Objective:
Transcribe the material verbatim in full; the pictures do not belong in the copy.

Excerpted records:
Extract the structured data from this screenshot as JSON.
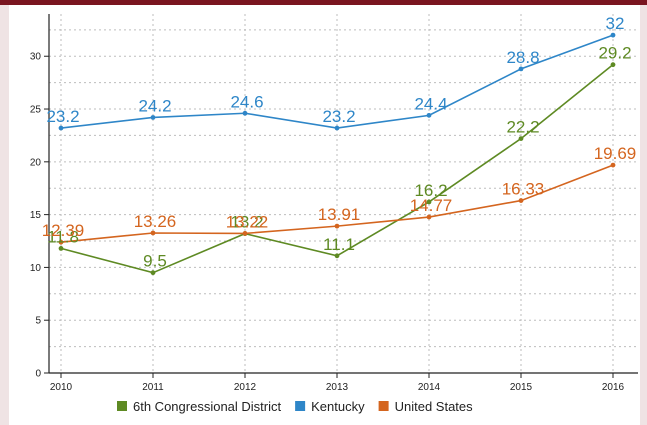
{
  "chart_data": {
    "type": "line",
    "title": "",
    "xlabel": "",
    "ylabel": "",
    "x": [
      "2010",
      "2011",
      "2012",
      "2013",
      "2014",
      "2015",
      "2016"
    ],
    "ylim": [
      0,
      34
    ],
    "yticks": [
      0,
      5,
      10,
      15,
      20,
      25,
      30
    ],
    "grid": true,
    "legend_position": "bottom",
    "series": [
      {
        "name": "6th Congressional District",
        "color": "#5e8a23",
        "values": [
          11.8,
          9.5,
          13.2,
          11.1,
          16.2,
          22.2,
          29.2
        ],
        "labels": [
          "11.8",
          "9.5",
          "13.2",
          "11.1",
          "16.2",
          "22.2",
          "29.2"
        ]
      },
      {
        "name": "Kentucky",
        "color": "#2e86c8",
        "values": [
          23.2,
          24.2,
          24.6,
          23.2,
          24.4,
          28.8,
          32
        ],
        "labels": [
          "23.2",
          "24.2",
          "24.6",
          "23.2",
          "24.4",
          "28.8",
          "32"
        ]
      },
      {
        "name": "United States",
        "color": "#d4651f",
        "values": [
          12.39,
          13.26,
          13.22,
          13.91,
          14.77,
          16.33,
          19.69
        ],
        "labels": [
          "12.39",
          "13.26",
          "13.22",
          "13.91",
          "14.77",
          "16.33",
          "19.69"
        ]
      }
    ]
  }
}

Reply:
Extract the structured data from this screenshot as JSON.
{
  "chart_data": {
    "type": "line",
    "title": "",
    "xlabel": "",
    "ylabel": "",
    "x": [
      "2010",
      "2011",
      "2012",
      "2013",
      "2014",
      "2015",
      "2016"
    ],
    "ylim": [
      0,
      34
    ],
    "yticks": [
      0,
      5,
      10,
      15,
      20,
      25,
      30
    ],
    "grid": true,
    "legend_position": "bottom",
    "series": [
      {
        "name": "6th Congressional District",
        "color": "#5e8a23",
        "values": [
          11.8,
          9.5,
          13.2,
          11.1,
          16.2,
          22.2,
          29.2
        ],
        "labels": [
          "11.8",
          "9.5",
          "13.2",
          "11.1",
          "16.2",
          "22.2",
          "29.2"
        ]
      },
      {
        "name": "Kentucky",
        "color": "#2e86c8",
        "values": [
          23.2,
          24.2,
          24.6,
          23.2,
          24.4,
          28.8,
          32
        ],
        "labels": [
          "23.2",
          "24.2",
          "24.6",
          "23.2",
          "24.4",
          "28.8",
          "32"
        ]
      },
      {
        "name": "United States",
        "color": "#d4651f",
        "values": [
          12.39,
          13.26,
          13.22,
          13.91,
          14.77,
          16.33,
          19.69
        ],
        "labels": [
          "12.39",
          "13.26",
          "13.22",
          "13.91",
          "14.77",
          "16.33",
          "19.69"
        ]
      }
    ]
  }
}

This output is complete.